#### Aim
Copy the lines holding the word "Breve", all of them.

#### Records for the exercise
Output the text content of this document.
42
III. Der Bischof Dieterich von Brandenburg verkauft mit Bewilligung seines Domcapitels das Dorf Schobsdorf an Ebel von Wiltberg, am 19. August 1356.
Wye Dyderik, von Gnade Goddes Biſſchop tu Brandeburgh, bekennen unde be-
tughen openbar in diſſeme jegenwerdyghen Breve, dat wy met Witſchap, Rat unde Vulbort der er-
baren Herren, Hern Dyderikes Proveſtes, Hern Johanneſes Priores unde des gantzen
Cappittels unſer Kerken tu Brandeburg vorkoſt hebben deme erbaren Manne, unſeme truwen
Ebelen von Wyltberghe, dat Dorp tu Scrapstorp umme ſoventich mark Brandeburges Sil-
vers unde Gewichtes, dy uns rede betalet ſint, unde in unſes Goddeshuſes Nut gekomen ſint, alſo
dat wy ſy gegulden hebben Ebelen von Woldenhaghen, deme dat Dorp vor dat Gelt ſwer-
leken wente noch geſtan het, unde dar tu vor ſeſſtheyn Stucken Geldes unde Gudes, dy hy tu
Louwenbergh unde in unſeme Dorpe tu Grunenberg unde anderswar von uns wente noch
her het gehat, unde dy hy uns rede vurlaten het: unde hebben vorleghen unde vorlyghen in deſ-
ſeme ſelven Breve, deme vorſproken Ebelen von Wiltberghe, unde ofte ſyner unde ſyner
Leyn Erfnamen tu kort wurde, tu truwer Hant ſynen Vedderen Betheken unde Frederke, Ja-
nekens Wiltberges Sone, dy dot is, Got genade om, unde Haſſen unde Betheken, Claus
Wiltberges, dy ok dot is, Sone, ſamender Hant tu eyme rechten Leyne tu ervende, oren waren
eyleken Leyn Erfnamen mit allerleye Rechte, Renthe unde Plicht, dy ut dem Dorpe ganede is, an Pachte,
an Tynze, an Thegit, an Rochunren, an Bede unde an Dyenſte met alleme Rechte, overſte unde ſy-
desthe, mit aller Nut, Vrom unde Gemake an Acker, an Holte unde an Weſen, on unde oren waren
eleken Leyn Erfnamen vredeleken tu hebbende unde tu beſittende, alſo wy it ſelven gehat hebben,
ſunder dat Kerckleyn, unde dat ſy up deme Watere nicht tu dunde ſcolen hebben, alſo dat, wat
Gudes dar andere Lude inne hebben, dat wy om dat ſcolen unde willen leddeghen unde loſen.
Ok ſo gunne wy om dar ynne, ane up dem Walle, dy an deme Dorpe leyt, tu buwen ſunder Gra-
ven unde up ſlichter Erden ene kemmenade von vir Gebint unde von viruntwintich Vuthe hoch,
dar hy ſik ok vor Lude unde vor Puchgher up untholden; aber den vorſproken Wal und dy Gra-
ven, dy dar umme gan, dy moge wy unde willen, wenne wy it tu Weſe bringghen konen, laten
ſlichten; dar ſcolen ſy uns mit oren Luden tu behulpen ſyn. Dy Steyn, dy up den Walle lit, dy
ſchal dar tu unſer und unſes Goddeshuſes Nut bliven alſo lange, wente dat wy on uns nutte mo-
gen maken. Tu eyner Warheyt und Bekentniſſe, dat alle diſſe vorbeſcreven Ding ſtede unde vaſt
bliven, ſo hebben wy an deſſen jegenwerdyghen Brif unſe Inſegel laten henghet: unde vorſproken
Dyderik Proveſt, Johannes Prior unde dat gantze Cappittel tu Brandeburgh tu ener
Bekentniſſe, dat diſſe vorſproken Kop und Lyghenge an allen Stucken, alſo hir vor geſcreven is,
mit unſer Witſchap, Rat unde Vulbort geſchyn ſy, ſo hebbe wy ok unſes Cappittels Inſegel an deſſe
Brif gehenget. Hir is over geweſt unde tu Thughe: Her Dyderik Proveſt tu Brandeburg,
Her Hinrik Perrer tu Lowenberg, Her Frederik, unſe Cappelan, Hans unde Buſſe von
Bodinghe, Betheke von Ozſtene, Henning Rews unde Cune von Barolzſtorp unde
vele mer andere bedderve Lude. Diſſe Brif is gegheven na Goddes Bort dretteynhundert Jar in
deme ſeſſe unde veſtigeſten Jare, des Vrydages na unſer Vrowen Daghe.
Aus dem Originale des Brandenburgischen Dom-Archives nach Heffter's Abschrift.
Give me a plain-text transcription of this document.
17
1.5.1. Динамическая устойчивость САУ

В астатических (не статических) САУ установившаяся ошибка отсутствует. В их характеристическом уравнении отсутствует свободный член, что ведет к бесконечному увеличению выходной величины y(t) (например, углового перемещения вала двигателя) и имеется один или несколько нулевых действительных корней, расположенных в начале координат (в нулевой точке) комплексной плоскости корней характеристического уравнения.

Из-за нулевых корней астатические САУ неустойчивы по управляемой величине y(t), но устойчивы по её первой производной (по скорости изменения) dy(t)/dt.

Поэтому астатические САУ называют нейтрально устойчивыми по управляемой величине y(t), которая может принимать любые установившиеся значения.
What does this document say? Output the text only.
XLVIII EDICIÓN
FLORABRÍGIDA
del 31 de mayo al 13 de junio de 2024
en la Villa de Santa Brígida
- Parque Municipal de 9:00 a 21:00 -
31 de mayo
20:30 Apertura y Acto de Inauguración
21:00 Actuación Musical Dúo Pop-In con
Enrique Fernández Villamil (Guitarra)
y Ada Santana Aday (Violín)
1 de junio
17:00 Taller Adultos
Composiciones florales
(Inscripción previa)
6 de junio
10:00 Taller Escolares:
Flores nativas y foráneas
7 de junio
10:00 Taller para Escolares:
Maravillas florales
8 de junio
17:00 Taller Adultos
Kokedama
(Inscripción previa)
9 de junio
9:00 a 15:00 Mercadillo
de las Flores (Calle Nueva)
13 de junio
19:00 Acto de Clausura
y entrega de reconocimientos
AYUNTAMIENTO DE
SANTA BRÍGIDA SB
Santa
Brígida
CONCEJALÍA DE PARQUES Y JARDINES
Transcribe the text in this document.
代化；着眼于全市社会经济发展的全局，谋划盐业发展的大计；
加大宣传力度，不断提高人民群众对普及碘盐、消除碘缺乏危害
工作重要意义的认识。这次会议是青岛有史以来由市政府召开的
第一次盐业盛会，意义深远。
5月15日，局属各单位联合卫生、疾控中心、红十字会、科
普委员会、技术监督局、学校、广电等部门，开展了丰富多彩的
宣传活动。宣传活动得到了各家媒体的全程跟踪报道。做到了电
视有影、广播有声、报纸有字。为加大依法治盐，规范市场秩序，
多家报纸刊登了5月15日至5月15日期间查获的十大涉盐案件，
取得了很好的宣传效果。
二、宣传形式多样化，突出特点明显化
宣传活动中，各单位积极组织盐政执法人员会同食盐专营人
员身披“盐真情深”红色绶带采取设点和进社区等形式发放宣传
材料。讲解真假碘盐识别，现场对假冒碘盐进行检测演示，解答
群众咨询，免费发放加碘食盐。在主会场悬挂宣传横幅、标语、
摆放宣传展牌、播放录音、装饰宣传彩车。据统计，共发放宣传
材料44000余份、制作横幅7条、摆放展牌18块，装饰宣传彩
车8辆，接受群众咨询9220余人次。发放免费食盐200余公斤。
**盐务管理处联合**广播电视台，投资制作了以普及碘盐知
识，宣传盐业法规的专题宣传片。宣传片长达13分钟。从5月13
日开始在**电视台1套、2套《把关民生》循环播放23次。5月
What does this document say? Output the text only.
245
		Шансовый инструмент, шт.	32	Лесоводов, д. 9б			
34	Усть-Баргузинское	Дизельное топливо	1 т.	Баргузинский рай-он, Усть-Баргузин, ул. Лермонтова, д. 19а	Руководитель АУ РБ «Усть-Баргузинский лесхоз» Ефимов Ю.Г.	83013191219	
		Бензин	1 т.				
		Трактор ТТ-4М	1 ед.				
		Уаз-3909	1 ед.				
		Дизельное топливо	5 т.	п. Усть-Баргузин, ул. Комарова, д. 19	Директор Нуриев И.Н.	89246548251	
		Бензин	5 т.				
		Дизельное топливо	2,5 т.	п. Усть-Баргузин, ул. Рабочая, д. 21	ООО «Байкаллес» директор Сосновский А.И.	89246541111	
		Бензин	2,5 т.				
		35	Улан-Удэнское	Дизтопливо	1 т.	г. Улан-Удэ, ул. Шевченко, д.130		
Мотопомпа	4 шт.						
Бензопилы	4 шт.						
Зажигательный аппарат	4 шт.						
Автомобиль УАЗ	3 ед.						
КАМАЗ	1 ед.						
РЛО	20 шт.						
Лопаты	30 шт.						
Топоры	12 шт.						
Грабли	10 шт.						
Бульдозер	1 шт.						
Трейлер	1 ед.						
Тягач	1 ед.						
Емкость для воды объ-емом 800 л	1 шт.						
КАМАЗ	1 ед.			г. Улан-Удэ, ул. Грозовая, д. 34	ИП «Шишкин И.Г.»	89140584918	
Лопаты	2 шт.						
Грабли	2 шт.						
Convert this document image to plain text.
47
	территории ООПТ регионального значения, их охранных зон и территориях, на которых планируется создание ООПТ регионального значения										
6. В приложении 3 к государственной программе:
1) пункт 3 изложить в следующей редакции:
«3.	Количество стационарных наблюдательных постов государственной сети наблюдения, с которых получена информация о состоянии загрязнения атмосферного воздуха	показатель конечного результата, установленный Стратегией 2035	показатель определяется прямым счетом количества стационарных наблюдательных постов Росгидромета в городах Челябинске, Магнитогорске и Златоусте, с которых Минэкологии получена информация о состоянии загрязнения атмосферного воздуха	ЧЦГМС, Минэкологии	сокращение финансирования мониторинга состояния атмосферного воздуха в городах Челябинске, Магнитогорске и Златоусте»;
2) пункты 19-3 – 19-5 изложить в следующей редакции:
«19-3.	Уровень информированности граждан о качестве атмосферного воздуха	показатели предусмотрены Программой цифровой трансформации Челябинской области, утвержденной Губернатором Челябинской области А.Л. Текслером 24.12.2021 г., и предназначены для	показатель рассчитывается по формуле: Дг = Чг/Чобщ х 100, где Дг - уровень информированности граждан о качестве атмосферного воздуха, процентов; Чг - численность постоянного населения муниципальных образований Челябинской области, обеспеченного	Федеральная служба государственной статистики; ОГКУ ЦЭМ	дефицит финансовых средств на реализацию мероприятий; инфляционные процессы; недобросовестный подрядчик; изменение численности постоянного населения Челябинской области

#### Full solution
tughen openbar in diſſeme jegenwerdyghen Breve, dat wy met Witſchap, Rat unde Vulbort der er-
ſeme ſelven Breve, deme vorſproken Ebelen von Wiltberghe, unde ofte ſyner unde ſyner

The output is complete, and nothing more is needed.